→ **Requirements**
Scan the records for the word "observed". Copy each line that includes it.

→ **Provided material**
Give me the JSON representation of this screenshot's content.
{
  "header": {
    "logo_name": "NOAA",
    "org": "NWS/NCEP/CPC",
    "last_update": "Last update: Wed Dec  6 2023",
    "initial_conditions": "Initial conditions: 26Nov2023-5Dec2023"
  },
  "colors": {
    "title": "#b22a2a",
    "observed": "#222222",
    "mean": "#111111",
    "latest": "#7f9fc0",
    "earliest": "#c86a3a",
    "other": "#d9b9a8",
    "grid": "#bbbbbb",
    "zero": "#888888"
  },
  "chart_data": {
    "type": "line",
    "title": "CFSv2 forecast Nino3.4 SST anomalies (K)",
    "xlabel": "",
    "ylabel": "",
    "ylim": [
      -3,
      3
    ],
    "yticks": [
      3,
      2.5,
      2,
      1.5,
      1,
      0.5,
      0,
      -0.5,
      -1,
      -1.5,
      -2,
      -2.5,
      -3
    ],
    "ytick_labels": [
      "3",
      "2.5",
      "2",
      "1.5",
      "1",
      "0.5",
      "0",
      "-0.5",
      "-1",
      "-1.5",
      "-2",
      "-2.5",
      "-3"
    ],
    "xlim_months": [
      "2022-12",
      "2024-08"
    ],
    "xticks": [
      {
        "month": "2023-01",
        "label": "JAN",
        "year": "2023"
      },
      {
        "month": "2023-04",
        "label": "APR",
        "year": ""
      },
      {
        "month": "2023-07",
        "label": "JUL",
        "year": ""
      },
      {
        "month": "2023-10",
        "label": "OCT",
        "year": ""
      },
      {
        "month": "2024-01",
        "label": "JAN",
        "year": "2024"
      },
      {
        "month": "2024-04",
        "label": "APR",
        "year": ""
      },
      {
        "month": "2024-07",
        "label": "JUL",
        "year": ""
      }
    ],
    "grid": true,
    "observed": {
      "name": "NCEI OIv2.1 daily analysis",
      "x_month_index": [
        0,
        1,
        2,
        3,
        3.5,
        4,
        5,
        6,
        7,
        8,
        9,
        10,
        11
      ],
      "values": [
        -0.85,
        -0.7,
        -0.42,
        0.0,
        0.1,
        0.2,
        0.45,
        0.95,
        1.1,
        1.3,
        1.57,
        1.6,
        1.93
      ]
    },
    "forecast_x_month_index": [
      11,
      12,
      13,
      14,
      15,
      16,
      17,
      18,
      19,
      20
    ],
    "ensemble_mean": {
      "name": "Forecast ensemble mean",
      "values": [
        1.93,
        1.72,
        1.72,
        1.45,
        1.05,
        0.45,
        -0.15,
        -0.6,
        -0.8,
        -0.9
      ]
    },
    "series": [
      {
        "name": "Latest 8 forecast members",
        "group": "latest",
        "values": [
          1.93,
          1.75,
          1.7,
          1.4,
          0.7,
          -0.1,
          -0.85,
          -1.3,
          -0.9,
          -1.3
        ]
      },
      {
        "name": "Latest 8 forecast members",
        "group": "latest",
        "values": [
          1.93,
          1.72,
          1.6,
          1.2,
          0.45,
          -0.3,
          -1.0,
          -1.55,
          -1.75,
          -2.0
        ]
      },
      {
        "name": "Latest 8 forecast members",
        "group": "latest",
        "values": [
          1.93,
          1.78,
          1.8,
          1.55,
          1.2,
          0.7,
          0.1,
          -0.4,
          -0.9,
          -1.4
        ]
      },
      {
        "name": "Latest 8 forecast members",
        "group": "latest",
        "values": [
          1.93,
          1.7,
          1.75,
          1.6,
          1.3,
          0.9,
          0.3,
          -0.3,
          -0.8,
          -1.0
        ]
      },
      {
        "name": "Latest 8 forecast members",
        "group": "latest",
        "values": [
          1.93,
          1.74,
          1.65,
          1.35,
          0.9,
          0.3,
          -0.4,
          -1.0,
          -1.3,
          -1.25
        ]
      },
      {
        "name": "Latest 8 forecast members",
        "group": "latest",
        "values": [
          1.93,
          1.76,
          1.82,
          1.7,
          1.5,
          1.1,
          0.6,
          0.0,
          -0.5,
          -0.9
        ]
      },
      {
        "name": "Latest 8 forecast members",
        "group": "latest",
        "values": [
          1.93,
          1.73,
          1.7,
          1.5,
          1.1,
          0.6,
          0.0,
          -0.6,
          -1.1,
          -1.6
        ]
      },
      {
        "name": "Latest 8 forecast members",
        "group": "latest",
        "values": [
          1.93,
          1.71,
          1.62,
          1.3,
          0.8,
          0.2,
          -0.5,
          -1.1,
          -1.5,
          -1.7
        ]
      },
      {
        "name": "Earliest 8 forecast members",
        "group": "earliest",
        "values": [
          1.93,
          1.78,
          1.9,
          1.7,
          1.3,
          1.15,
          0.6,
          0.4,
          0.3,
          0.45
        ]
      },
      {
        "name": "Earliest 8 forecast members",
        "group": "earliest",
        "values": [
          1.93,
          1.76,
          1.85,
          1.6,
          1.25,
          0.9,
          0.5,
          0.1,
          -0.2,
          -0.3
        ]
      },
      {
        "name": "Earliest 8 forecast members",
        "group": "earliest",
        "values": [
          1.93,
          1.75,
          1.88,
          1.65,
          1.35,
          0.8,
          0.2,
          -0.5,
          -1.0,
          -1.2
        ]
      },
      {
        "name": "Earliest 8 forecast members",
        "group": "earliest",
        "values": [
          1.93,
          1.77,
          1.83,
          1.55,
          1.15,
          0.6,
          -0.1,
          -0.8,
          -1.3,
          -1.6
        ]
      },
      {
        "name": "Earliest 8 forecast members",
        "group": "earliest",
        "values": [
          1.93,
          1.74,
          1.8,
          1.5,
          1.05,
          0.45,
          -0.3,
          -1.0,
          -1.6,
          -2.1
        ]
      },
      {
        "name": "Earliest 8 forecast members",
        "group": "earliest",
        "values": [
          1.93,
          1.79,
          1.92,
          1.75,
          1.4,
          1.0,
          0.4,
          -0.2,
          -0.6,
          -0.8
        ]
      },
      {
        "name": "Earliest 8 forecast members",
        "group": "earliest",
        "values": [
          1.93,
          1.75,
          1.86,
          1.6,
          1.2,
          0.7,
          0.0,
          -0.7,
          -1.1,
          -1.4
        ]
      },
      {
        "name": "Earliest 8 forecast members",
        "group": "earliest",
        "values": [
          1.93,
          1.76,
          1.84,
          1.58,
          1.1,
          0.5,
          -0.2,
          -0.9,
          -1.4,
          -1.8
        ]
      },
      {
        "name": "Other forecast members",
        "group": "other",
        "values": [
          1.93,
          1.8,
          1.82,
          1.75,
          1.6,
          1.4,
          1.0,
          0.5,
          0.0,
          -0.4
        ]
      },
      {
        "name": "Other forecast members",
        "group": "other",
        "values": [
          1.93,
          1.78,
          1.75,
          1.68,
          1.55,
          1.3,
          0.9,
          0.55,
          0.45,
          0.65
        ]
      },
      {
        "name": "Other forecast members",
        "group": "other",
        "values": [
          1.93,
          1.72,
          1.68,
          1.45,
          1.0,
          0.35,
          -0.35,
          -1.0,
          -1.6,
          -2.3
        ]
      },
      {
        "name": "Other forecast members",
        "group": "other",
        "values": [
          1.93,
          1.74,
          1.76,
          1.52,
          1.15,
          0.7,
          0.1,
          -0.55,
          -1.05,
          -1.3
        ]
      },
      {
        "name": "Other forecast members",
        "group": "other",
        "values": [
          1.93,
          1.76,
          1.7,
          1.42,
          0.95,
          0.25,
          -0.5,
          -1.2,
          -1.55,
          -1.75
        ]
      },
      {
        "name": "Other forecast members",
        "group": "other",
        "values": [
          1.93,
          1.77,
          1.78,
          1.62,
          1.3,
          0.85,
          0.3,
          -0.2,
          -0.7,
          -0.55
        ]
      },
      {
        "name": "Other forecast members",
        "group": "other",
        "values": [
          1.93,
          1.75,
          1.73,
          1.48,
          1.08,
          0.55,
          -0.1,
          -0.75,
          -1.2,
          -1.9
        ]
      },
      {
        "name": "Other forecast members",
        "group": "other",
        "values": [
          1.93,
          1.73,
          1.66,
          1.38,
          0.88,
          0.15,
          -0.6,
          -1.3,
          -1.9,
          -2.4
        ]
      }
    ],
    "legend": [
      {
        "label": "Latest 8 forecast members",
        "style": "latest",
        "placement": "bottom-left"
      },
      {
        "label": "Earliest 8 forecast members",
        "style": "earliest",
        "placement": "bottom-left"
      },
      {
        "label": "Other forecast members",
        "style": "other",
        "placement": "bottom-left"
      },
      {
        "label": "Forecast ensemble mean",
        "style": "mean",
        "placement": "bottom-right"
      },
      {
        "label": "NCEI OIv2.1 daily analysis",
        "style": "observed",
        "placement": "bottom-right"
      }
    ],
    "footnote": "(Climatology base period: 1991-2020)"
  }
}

→ **Task response**
    "observed": "#222222",
    "observed": {
        "style": "observed",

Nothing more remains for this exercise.